▸ Aim:
Return only the number of lines that hold "хранения".
** Start Data listing **
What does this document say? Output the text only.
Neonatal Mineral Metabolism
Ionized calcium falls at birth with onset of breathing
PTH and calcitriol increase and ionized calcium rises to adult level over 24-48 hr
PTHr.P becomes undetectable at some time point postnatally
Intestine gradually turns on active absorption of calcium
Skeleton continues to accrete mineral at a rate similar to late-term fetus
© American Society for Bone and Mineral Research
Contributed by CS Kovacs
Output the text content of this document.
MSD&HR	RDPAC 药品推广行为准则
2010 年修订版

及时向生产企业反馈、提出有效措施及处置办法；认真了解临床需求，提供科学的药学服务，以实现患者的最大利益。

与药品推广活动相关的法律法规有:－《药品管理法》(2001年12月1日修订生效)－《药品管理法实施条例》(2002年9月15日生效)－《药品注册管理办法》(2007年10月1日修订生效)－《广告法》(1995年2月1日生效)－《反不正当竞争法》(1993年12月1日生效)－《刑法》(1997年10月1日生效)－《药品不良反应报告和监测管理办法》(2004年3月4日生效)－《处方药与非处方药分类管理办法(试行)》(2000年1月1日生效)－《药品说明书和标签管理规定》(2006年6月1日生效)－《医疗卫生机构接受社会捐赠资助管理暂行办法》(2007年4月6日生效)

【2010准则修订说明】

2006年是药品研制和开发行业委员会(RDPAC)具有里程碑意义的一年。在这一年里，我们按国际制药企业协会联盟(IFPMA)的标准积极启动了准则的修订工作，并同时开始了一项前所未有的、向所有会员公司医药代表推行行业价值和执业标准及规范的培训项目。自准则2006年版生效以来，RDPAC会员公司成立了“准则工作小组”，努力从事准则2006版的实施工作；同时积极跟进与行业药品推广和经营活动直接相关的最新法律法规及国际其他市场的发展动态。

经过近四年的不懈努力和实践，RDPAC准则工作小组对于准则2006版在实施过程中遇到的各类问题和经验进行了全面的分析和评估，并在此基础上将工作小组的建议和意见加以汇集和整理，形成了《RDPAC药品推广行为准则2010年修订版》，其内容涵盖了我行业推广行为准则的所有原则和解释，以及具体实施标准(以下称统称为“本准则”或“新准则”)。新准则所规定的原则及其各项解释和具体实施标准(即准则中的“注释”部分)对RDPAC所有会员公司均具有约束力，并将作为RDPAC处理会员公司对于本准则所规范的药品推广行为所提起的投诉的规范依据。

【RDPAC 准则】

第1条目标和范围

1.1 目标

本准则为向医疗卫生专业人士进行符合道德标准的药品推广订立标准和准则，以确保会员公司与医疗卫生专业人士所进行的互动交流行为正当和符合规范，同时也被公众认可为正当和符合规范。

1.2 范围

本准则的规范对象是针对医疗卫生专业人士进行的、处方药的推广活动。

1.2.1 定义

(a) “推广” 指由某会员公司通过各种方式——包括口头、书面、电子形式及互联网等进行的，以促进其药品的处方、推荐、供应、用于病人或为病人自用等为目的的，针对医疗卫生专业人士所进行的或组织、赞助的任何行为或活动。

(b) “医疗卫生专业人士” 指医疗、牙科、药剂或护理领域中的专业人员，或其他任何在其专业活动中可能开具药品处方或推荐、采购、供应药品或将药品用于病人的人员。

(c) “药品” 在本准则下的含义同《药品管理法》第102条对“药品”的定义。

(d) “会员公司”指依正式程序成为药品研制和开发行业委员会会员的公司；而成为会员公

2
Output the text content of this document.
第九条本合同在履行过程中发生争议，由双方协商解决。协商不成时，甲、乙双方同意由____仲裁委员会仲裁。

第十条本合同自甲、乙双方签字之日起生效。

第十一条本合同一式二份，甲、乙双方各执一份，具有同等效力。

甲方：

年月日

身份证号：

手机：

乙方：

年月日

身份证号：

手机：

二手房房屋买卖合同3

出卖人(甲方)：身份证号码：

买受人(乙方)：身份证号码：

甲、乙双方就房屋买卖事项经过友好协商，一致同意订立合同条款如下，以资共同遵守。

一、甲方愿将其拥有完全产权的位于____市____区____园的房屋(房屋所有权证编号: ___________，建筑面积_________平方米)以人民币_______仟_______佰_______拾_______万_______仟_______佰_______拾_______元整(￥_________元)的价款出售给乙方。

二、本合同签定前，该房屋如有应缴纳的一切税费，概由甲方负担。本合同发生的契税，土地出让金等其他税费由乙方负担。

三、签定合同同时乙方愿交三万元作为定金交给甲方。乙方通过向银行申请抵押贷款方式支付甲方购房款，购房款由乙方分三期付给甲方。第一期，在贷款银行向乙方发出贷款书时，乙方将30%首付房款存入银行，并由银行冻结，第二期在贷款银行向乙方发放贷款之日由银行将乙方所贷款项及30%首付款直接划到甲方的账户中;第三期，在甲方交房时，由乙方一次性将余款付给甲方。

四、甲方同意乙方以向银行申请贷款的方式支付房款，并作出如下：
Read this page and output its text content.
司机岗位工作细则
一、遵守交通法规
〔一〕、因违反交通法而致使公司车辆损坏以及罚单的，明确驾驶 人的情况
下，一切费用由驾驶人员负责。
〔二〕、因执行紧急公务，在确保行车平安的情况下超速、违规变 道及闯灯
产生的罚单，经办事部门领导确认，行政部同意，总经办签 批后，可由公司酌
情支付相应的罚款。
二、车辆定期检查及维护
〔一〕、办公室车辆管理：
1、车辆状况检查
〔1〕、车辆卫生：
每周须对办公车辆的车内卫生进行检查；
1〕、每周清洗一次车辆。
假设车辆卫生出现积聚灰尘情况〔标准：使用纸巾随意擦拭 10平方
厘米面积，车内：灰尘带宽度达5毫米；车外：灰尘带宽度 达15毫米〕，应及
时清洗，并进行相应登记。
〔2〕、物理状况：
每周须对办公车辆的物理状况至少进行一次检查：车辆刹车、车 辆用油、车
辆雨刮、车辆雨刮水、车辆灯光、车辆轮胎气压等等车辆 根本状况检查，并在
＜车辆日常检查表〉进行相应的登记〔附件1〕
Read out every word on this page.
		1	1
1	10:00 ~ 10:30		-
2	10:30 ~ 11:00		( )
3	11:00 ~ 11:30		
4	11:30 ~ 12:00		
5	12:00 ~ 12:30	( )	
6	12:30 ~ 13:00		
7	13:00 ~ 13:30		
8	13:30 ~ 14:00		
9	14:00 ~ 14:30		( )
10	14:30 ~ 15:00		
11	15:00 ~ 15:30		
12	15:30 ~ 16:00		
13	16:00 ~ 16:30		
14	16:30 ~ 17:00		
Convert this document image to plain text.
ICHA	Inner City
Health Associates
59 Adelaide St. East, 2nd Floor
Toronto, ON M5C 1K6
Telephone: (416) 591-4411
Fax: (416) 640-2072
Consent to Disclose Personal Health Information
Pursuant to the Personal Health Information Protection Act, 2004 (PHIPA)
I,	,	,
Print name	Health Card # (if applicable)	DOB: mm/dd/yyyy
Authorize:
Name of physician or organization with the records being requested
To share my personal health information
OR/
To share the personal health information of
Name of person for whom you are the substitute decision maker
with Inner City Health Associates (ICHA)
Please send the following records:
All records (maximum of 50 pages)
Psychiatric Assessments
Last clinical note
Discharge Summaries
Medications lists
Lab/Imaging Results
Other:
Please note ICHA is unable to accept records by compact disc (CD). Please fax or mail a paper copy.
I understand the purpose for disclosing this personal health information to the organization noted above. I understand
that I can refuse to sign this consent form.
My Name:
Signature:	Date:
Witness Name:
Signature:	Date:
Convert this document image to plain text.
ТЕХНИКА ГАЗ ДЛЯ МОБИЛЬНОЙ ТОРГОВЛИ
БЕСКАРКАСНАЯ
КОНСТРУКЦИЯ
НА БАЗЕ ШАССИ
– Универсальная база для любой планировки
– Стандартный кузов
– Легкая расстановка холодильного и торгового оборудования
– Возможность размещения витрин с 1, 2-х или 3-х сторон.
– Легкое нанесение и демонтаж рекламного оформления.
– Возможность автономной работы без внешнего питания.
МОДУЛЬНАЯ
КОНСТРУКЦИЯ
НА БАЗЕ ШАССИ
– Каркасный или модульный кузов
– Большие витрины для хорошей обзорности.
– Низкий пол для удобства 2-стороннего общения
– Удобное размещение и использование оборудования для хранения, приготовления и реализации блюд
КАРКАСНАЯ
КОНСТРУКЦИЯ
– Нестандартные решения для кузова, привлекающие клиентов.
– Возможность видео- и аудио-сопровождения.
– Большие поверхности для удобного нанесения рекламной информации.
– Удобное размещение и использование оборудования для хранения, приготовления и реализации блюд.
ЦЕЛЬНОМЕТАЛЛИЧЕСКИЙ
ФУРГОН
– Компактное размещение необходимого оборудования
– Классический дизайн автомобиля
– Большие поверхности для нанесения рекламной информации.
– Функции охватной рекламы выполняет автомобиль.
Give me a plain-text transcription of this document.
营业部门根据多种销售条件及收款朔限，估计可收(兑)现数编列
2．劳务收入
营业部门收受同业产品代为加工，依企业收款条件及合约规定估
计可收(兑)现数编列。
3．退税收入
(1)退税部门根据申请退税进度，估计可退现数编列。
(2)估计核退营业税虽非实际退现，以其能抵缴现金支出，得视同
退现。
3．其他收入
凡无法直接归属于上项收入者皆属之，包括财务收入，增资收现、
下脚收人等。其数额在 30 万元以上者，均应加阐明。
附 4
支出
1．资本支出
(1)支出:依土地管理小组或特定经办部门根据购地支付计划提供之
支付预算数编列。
** End Data listing **
▸ Final answer:
2